Dataset items »

# # # #

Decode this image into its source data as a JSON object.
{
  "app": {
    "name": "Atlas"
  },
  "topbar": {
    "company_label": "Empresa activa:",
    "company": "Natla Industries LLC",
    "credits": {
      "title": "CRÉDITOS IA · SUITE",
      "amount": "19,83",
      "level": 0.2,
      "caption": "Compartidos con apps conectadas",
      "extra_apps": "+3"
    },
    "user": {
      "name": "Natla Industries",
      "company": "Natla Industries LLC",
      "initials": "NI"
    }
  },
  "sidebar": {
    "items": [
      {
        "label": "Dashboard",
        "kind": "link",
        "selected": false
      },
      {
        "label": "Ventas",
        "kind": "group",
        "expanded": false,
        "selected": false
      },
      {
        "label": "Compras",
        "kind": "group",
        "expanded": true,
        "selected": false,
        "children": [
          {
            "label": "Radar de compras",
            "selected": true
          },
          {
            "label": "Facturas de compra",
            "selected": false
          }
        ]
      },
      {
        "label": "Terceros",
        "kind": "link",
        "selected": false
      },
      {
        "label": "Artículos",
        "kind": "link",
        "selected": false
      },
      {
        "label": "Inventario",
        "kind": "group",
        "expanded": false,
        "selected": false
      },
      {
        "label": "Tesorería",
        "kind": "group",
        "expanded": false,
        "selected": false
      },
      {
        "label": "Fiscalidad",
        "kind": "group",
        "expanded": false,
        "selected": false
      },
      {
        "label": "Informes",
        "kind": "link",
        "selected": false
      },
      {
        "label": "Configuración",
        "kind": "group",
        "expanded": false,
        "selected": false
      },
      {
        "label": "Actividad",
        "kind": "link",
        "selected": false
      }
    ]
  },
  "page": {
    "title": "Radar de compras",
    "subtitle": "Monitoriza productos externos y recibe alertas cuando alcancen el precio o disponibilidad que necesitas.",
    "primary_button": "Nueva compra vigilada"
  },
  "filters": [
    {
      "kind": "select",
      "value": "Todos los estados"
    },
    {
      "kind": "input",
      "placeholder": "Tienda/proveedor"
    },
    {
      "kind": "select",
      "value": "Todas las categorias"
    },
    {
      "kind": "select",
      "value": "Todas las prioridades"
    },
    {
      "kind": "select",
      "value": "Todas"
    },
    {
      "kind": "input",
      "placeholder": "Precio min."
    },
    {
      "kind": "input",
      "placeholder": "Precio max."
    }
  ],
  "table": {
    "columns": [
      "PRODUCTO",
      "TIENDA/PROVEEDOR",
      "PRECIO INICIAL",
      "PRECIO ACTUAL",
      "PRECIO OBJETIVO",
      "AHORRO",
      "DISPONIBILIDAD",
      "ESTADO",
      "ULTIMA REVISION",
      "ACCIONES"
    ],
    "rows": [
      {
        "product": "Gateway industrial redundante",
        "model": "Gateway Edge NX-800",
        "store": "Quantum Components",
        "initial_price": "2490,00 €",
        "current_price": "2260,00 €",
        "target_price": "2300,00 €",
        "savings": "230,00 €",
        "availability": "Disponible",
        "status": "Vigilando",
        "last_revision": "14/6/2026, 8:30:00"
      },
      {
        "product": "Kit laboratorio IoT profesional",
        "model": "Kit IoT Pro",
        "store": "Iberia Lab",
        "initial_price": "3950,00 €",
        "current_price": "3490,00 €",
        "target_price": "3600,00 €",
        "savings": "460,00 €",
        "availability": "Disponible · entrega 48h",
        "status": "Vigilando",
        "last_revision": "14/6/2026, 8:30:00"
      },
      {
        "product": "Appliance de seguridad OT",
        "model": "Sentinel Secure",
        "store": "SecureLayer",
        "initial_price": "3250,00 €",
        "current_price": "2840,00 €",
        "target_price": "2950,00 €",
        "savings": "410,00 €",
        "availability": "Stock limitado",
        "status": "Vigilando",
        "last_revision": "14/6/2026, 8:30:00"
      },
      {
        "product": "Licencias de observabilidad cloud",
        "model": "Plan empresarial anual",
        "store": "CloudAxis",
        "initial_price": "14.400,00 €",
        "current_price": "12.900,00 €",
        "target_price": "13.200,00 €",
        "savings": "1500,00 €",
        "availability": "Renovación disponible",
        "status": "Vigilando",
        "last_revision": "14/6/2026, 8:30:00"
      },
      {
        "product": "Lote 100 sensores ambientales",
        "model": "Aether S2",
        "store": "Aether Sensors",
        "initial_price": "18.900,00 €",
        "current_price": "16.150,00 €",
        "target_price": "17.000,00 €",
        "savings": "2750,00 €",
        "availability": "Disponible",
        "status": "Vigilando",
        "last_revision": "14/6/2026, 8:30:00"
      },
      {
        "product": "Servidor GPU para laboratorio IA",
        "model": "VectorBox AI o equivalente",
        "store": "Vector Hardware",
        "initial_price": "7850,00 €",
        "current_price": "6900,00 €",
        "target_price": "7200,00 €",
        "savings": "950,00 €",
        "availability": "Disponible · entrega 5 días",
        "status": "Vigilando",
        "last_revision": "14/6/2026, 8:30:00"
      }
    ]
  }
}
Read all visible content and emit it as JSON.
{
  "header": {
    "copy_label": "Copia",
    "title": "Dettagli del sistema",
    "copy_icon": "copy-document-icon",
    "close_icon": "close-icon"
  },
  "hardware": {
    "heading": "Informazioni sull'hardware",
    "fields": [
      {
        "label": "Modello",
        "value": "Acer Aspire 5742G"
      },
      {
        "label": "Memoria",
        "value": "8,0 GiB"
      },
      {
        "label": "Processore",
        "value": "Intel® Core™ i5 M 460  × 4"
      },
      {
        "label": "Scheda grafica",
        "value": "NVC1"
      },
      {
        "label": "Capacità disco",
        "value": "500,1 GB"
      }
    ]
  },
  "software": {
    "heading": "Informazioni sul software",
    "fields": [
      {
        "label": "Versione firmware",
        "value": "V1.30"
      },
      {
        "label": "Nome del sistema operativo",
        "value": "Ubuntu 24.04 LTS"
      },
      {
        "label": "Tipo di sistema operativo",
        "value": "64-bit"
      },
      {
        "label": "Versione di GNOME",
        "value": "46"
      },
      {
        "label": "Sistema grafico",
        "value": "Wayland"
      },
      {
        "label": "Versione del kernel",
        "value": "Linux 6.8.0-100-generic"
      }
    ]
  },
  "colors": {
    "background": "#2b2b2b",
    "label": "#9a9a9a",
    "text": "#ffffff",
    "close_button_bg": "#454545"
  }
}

# # # #

Required task »
Report back each line of the entries that holds the string "placeholder".

Task answer »
      "placeholder": "Tienda/proveedor"
      "placeholder": "Precio min."
      "placeholder": "Precio max."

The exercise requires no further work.